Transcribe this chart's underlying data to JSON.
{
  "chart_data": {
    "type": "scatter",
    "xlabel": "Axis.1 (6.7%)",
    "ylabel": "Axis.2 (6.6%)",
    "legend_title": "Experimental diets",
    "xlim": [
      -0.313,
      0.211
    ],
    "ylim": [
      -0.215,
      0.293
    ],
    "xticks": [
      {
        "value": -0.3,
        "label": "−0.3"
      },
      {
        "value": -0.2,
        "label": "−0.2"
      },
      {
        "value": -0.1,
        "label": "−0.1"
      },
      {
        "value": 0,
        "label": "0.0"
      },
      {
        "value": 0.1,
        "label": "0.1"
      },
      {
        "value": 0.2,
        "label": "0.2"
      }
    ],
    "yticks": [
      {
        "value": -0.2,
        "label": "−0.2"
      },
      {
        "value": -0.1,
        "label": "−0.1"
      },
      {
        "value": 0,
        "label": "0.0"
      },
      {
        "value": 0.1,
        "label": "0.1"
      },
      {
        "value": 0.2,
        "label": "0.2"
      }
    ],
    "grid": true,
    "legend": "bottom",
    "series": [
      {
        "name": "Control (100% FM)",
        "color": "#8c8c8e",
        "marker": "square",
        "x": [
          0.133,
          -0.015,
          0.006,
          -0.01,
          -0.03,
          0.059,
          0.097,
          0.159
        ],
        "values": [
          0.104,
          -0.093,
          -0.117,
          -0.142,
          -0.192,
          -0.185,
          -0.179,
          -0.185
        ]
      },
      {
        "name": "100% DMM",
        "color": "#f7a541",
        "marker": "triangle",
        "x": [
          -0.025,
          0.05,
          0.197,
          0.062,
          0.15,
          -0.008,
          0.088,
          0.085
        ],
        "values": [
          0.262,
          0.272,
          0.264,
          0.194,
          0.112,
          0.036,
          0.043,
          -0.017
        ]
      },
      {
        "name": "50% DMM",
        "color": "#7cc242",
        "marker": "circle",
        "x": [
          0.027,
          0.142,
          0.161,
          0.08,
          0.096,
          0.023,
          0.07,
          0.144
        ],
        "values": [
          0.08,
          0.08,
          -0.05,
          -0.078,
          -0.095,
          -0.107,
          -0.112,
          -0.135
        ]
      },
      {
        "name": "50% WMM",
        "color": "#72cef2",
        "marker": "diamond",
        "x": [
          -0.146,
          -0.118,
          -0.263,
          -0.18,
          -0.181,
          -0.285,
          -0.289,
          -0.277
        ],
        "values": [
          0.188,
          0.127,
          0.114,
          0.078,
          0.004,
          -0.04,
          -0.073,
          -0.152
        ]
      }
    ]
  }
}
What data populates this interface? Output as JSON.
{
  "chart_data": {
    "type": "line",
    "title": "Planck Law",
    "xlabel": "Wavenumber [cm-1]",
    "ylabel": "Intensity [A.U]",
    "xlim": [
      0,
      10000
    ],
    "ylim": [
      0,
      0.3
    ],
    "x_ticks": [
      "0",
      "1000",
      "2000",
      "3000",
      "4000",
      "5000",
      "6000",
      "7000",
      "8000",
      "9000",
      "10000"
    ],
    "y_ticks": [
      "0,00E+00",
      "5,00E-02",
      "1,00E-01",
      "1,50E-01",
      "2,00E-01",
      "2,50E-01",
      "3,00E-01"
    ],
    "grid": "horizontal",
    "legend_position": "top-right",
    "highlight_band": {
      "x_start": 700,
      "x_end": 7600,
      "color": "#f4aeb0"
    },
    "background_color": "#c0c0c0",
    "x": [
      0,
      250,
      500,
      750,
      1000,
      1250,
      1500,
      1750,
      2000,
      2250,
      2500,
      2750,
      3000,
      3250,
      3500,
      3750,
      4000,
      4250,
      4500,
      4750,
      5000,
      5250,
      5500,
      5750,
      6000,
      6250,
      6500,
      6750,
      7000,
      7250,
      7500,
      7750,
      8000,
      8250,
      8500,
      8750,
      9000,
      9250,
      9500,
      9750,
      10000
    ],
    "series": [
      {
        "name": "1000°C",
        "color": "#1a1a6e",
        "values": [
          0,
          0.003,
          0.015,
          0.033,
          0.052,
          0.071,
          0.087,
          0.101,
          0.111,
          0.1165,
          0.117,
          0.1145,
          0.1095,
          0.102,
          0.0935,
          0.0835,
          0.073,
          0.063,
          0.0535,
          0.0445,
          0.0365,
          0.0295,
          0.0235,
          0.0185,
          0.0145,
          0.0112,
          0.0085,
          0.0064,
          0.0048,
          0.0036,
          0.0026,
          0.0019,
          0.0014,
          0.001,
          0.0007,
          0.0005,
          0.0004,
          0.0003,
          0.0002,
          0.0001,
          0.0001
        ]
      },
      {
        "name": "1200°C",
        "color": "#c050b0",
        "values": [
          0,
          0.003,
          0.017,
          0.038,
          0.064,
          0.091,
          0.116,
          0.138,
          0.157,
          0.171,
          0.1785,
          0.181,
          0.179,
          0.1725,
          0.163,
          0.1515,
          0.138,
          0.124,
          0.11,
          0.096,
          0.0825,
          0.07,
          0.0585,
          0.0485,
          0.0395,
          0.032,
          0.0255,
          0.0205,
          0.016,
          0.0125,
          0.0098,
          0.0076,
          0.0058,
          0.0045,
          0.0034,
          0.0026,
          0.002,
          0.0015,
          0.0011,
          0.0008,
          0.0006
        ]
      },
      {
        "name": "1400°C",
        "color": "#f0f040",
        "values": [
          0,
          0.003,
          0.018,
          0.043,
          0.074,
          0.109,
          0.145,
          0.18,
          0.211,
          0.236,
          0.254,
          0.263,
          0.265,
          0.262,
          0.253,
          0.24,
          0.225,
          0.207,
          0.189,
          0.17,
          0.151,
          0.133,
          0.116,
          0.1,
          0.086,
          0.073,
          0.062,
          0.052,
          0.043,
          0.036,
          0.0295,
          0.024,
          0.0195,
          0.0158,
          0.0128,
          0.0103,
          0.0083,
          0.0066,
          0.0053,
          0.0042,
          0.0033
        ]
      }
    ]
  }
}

→ **JOB**:
From the listing above, copy every line that holds the string "xlabel".

→ **IN RESPONSE**:
    "xlabel": "Axis.1 (6.7%)",
    "xlabel": "Wavenumber [cm-1]",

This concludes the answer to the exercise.